*** Opening SOURCE TEXT ***

GEOL 5903 Seminar: Alicia Escribano

December 2, 2019 (12:30 pm - 1:30 pm)

2 December 2019

GEOL 5903 Seminar: Alicia Escribano
Title: "The great Toba Super-eruption; A Bottleneck for Mankind?"
Location and Time: Huggins Science Hall, Room 336, 12:30 p.m.
The Toba Caldera, located in northern Sumatra (Indonesia), has been the site of several large explosive eruptions over the past million years. The most recent Toba eruption (74 ky BP) is considered to be the largest terrestrial volcanic eruption of the Pleistocene (even larger than the Yellowstone super-eruptions).  This eruption ejected an enormous volume of material estimated between 2,800 and 5,300 km3 as well as an estimated 1015–1016 g of stratospheric dust and H2SO4 aerosols. Ice-core data and atmospheric modeling indicate a ca. 6 yr residence time for the dense global aerosol cloud. Such a stratospheric aerosol loading is predicted to have caused a “volcanic winter” with possible abrupt regional cooling of up to 15° C (similar to nuclear winter scenarios), and global cooling of 3–5° C (and possibly greater) for several years. Genetic studies link the Toba event with a severe human bottleneck that occurred sometime prior to ca. 60,000 years ago, when the number of modern humans dropped cataclysmically, and humans evolved from the few thousand survivors of whatever befell humans in Africa at the time.  Counter arguments rely on a poor climatic effect of the Toba winter on vegetation and mammals. The recent discovery of microscopic glass shards characteristic of the Toba Tuff in the south coast of South Africa; a region in which there is evidence for early human behavioural complexity, suggests that humans in this region thrived through the Toba event and the ensuing full glacial conditions.

*** Closing SOURCE TEXT ***
*** Opening EXCERPTED DATA ***

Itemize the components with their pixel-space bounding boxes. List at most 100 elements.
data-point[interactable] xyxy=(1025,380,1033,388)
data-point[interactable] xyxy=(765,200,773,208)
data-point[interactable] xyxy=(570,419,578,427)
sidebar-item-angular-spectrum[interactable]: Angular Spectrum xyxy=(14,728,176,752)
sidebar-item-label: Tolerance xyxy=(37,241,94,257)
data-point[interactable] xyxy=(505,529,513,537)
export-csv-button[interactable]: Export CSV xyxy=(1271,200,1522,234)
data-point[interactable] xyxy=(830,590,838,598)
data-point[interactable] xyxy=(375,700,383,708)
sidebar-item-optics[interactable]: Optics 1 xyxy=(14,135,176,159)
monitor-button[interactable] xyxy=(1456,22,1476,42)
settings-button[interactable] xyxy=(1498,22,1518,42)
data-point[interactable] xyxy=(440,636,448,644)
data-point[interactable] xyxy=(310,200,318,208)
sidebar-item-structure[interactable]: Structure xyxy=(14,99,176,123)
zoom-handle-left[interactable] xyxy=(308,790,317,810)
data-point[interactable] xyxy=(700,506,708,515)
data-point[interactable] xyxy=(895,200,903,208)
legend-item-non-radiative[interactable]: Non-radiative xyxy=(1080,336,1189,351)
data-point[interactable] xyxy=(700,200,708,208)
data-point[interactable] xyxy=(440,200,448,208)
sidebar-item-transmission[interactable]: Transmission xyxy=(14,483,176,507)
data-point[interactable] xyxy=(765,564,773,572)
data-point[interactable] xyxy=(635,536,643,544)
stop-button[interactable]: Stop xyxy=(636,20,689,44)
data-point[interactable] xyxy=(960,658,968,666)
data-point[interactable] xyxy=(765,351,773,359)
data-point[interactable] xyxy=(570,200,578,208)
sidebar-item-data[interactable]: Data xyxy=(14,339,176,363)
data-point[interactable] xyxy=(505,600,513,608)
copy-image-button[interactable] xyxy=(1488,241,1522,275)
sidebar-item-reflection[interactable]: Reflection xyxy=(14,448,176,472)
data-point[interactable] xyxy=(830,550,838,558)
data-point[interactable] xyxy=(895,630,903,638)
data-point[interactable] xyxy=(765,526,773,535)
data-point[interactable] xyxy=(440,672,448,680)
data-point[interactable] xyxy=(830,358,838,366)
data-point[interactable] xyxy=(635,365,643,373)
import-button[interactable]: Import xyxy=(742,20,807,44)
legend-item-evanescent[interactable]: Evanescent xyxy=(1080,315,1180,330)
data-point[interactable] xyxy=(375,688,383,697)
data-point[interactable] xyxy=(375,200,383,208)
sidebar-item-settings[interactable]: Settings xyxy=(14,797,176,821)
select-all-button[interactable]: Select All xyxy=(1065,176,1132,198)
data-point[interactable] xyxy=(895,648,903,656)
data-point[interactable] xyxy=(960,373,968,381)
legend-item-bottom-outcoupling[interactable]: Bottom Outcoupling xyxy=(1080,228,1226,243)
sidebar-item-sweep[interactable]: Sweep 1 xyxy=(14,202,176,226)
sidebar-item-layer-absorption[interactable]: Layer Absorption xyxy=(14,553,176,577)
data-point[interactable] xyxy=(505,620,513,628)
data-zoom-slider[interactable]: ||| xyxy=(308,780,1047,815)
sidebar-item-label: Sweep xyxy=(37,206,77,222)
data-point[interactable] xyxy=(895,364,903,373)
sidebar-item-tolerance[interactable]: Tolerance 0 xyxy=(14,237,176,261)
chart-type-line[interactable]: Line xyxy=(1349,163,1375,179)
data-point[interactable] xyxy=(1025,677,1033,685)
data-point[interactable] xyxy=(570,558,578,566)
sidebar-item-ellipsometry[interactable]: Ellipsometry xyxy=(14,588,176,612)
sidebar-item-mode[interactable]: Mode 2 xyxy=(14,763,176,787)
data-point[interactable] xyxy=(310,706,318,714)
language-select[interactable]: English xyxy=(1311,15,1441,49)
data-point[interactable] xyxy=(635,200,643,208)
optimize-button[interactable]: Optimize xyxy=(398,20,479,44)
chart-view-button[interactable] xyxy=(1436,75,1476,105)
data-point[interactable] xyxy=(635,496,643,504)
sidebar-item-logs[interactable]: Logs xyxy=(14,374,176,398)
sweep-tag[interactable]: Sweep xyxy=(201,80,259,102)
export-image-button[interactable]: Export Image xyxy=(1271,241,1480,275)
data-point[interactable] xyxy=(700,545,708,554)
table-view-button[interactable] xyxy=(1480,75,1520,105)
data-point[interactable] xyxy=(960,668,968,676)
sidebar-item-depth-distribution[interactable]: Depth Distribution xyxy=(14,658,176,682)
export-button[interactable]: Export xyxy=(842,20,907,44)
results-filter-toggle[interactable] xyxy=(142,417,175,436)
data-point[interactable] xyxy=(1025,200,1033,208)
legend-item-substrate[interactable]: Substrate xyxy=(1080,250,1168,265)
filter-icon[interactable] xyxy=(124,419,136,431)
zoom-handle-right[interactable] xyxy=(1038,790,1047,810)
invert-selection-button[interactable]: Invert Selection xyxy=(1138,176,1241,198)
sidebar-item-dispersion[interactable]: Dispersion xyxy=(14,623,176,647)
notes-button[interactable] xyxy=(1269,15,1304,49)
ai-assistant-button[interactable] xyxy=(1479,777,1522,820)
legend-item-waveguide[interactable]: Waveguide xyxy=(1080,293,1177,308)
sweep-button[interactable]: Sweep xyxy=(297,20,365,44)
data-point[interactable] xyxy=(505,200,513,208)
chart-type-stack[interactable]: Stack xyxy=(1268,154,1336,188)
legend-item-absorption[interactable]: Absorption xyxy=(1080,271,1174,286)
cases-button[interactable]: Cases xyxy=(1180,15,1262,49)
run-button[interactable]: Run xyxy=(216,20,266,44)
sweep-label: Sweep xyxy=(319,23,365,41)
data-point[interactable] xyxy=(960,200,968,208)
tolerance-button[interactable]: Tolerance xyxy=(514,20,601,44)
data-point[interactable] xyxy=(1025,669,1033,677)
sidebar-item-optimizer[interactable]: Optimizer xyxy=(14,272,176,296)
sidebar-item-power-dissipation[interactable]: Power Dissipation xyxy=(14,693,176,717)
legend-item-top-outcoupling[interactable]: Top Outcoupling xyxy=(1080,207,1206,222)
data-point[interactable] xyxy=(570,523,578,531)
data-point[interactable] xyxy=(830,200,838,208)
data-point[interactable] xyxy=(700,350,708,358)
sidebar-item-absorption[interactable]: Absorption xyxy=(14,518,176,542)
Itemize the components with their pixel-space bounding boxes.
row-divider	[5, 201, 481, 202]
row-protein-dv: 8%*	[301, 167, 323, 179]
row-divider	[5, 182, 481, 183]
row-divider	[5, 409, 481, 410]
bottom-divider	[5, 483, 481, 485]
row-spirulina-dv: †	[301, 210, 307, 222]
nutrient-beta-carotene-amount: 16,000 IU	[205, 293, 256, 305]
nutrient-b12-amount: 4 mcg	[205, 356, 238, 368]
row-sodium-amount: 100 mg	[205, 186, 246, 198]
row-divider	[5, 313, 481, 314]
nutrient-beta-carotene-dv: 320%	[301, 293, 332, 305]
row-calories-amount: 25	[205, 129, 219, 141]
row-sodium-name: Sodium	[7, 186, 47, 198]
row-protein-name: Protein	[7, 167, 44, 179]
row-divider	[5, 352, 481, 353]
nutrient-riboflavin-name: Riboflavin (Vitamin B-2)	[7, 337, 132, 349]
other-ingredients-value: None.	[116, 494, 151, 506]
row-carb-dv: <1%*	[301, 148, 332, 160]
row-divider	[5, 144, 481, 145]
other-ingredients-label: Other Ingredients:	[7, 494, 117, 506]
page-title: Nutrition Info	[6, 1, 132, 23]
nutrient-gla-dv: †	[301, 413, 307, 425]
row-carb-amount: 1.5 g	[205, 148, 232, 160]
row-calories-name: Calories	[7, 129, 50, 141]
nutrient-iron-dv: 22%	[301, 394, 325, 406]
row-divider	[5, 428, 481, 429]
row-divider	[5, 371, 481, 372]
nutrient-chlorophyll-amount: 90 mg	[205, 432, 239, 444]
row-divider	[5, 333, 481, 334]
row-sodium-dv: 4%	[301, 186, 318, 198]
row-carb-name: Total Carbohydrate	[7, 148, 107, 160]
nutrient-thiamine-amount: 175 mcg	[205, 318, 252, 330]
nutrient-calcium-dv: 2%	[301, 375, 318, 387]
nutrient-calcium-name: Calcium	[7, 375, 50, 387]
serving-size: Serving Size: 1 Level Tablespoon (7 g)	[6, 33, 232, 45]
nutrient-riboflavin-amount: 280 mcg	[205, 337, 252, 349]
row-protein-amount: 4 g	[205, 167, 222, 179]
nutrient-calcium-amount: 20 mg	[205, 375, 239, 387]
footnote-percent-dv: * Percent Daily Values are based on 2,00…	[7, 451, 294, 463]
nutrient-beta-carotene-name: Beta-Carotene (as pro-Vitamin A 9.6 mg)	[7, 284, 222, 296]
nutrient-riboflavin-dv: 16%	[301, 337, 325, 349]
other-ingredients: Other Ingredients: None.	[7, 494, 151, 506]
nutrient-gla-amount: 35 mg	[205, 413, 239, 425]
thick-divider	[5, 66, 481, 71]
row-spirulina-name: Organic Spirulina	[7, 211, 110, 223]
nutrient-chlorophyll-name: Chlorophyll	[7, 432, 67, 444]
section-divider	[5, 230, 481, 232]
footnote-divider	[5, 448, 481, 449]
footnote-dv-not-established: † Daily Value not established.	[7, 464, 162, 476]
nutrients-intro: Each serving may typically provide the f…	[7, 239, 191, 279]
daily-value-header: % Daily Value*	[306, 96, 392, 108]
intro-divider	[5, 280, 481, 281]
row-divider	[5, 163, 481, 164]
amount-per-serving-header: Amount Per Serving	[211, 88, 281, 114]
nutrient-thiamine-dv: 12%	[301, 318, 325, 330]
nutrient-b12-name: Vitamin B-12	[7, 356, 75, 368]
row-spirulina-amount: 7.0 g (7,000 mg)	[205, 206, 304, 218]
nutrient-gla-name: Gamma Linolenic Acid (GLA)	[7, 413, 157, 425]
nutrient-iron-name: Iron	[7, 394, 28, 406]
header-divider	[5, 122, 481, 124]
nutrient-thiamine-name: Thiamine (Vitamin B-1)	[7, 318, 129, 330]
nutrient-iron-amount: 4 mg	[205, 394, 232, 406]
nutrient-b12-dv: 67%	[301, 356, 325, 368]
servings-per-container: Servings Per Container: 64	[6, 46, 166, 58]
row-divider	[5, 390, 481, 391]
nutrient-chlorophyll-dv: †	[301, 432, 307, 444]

*** Closing EXCERPTED DATA ***

### ACTIVITY LIST
a – Rewrite the seminar announcement starting with "2 December 2019" and going on through "336, 12:30 p.m.", putting "Old Main" wherever "Huggins Science Hall" appears.
b – Answer these questions from the seminar announcement:
(i) In which room is the seminar held?
(ii) What volume of material is the most recent Toba eruption estimated to have ejected?
(iii) What residence time do ice-core data and atmospheric modeling indicate for the dense global aerosol cloud?

### SET OF ANSWERS
a –
2 December 2019

GEOL 5903 Seminar: Alicia Escribano
Title: "The great Toba Super-eruption; A Bottleneck for Mankind?"
Location and Time: Old Main, Room 336, 12:30 p.m.

b –
(i) Room 336, Huggins Science Hall
(ii) Between 2,800 and 5,300 km3
(iii) About 6 years